Collection entries
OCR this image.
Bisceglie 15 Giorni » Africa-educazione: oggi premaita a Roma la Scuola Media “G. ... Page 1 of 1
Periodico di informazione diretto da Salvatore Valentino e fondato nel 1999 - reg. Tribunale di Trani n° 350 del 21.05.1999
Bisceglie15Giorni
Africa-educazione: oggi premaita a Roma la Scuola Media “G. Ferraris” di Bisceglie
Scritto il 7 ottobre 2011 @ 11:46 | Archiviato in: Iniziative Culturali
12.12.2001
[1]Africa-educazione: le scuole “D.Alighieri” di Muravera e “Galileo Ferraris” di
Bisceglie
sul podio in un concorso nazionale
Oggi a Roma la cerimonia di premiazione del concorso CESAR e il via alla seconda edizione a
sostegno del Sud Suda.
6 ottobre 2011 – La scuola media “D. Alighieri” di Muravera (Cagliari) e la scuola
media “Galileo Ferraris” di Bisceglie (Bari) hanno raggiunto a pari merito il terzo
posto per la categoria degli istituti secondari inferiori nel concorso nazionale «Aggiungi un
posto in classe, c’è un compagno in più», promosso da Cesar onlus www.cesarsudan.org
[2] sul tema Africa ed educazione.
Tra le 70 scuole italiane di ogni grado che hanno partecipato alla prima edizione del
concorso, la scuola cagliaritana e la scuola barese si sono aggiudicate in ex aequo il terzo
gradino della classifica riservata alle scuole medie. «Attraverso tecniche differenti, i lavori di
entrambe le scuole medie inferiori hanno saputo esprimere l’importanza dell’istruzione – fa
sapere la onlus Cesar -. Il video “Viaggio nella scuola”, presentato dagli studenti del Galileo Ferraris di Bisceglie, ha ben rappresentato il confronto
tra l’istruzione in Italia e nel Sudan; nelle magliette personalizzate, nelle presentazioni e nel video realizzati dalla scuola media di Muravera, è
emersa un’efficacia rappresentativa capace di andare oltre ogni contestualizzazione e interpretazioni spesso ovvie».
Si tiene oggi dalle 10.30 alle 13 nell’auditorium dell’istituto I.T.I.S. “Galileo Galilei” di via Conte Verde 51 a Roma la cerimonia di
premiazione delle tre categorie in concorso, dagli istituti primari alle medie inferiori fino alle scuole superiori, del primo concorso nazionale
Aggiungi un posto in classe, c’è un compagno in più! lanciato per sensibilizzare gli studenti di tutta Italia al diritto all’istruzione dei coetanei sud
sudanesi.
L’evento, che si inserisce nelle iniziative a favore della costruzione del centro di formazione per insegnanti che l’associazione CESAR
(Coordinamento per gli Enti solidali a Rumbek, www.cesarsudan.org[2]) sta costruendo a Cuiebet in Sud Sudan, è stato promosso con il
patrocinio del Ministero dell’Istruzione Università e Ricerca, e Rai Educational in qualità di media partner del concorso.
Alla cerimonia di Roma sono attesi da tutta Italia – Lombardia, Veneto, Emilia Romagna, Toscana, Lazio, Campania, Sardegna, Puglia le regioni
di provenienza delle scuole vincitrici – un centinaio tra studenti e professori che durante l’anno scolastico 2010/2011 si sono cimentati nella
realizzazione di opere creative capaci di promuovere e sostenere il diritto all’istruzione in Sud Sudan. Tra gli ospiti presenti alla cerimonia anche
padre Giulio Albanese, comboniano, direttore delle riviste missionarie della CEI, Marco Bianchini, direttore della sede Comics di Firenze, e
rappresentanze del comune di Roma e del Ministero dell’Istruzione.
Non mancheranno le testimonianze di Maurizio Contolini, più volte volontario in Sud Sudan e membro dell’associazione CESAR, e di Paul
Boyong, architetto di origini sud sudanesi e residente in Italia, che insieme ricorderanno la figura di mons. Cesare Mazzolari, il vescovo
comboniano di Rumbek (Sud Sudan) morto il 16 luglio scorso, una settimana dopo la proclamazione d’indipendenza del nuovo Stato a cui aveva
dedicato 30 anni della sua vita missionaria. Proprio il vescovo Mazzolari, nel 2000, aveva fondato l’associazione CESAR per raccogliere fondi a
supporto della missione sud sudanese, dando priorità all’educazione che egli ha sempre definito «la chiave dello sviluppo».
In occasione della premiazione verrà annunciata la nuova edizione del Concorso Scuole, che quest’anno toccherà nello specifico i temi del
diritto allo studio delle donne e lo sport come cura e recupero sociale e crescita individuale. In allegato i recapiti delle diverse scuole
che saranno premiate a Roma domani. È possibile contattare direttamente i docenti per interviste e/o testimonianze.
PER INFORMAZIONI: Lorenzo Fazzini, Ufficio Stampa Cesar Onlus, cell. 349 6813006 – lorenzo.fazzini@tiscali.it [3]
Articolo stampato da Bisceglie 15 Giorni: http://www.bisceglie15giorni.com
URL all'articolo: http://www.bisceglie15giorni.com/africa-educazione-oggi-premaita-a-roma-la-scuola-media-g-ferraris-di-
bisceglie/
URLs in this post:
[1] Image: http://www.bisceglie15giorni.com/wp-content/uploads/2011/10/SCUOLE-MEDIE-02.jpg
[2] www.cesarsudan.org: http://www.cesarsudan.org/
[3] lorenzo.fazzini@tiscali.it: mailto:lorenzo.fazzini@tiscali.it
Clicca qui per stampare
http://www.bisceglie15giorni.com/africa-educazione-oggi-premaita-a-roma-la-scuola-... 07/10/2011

_What the exercise asks_
Copy out the whole listing exactly.

_Written answer_
OCR this image.
Bisceglie 15 Giorni » Africa-educazione: oggi premaita a Roma la Scuola Media “G. ... Page 1 of 1
Periodico di informazione diretto da Salvatore Valentino e fondato nel 1999 - reg. Tribunale di Trani n° 350 del 21.05.1999
Bisceglie15Giorni
Africa-educazione: oggi premaita a Roma la Scuola Media “G. Ferraris” di Bisceglie
Scritto il 7 ottobre 2011 @ 11:46 | Archiviato in: Iniziative Culturali
12.12.2001
[1]Africa-educazione: le scuole “D.Alighieri” di Muravera e “Galileo Ferraris” di
Bisceglie
sul podio in un concorso nazionale
Oggi a Roma la cerimonia di premiazione del concorso CESAR e il via alla seconda edizione a
sostegno del Sud Suda.
6 ottobre 2011 – La scuola media “D. Alighieri” di Muravera (Cagliari) e la scuola
media “Galileo Ferraris” di Bisceglie (Bari) hanno raggiunto a pari merito il terzo
posto per la categoria degli istituti secondari inferiori nel concorso nazionale «Aggiungi un
posto in classe, c’è un compagno in più», promosso da Cesar onlus www.cesarsudan.org
[2] sul tema Africa ed educazione.
Tra le 70 scuole italiane di ogni grado che hanno partecipato alla prima edizione del
concorso, la scuola cagliaritana e la scuola barese si sono aggiudicate in ex aequo il terzo
gradino della classifica riservata alle scuole medie. «Attraverso tecniche differenti, i lavori di
entrambe le scuole medie inferiori hanno saputo esprimere l’importanza dell’istruzione – fa
sapere la onlus Cesar -. Il video “Viaggio nella scuola”, presentato dagli studenti del Galileo Ferraris di Bisceglie, ha ben rappresentato il confronto
tra l’istruzione in Italia e nel Sudan; nelle magliette personalizzate, nelle presentazioni e nel video realizzati dalla scuola media di Muravera, è
emersa un’efficacia rappresentativa capace di andare oltre ogni contestualizzazione e interpretazioni spesso ovvie».
Si tiene oggi dalle 10.30 alle 13 nell’auditorium dell’istituto I.T.I.S. “Galileo Galilei” di via Conte Verde 51 a Roma la cerimonia di
premiazione delle tre categorie in concorso, dagli istituti primari alle medie inferiori fino alle scuole superiori, del primo concorso nazionale
Aggiungi un posto in classe, c’è un compagno in più! lanciato per sensibilizzare gli studenti di tutta Italia al diritto all’istruzione dei coetanei sud
sudanesi.
L’evento, che si inserisce nelle iniziative a favore della costruzione del centro di formazione per insegnanti che l’associazione CESAR
(Coordinamento per gli Enti solidali a Rumbek, www.cesarsudan.org[2]) sta costruendo a Cuiebet in Sud Sudan, è stato promosso con il
patrocinio del Ministero dell’Istruzione Università e Ricerca, e Rai Educational in qualità di media partner del concorso.
Alla cerimonia di Roma sono attesi da tutta Italia – Lombardia, Veneto, Emilia Romagna, Toscana, Lazio, Campania, Sardegna, Puglia le regioni
di provenienza delle scuole vincitrici – un centinaio tra studenti e professori che durante l’anno scolastico 2010/2011 si sono cimentati nella
realizzazione di opere creative capaci di promuovere e sostenere il diritto all’istruzione in Sud Sudan. Tra gli ospiti presenti alla cerimonia anche
padre Giulio Albanese, comboniano, direttore delle riviste missionarie della CEI, Marco Bianchini, direttore della sede Comics di Firenze, e
rappresentanze del comune di Roma e del Ministero dell’Istruzione.
Non mancheranno le testimonianze di Maurizio Contolini, più volte volontario in Sud Sudan e membro dell’associazione CESAR, e di Paul
Boyong, architetto di origini sud sudanesi e residente in Italia, che insieme ricorderanno la figura di mons. Cesare Mazzolari, il vescovo
comboniano di Rumbek (Sud Sudan) morto il 16 luglio scorso, una settimana dopo la proclamazione d’indipendenza del nuovo Stato a cui aveva
dedicato 30 anni della sua vita missionaria. Proprio il vescovo Mazzolari, nel 2000, aveva fondato l’associazione CESAR per raccogliere fondi a
supporto della missione sud sudanese, dando priorità all’educazione che egli ha sempre definito «la chiave dello sviluppo».
In occasione della premiazione verrà annunciata la nuova edizione del Concorso Scuole, che quest’anno toccherà nello specifico i temi del
diritto allo studio delle donne e lo sport come cura e recupero sociale e crescita individuale. In allegato i recapiti delle diverse scuole
che saranno premiate a Roma domani. È possibile contattare direttamente i docenti per interviste e/o testimonianze.
PER INFORMAZIONI: Lorenzo Fazzini, Ufficio Stampa Cesar Onlus, cell. 349 6813006 – lorenzo.fazzini@tiscali.it [3]
Articolo stampato da Bisceglie 15 Giorni: http://www.bisceglie15giorni.com
URL all'articolo: http://www.bisceglie15giorni.com/africa-educazione-oggi-premaita-a-roma-la-scuola-media-g-ferraris-di-
bisceglie/
URLs in this post:
[1] Image: http://www.bisceglie15giorni.com/wp-content/uploads/2011/10/SCUOLE-MEDIE-02.jpg
[2] www.cesarsudan.org: http://www.cesarsudan.org/
[3] lorenzo.fazzini@tiscali.it: mailto:lorenzo.fazzini@tiscali.it
Clicca qui per stampare
http://www.bisceglie15giorni.com/africa-educazione-oggi-premaita-a-roma-la-scuola-... 07/10/2011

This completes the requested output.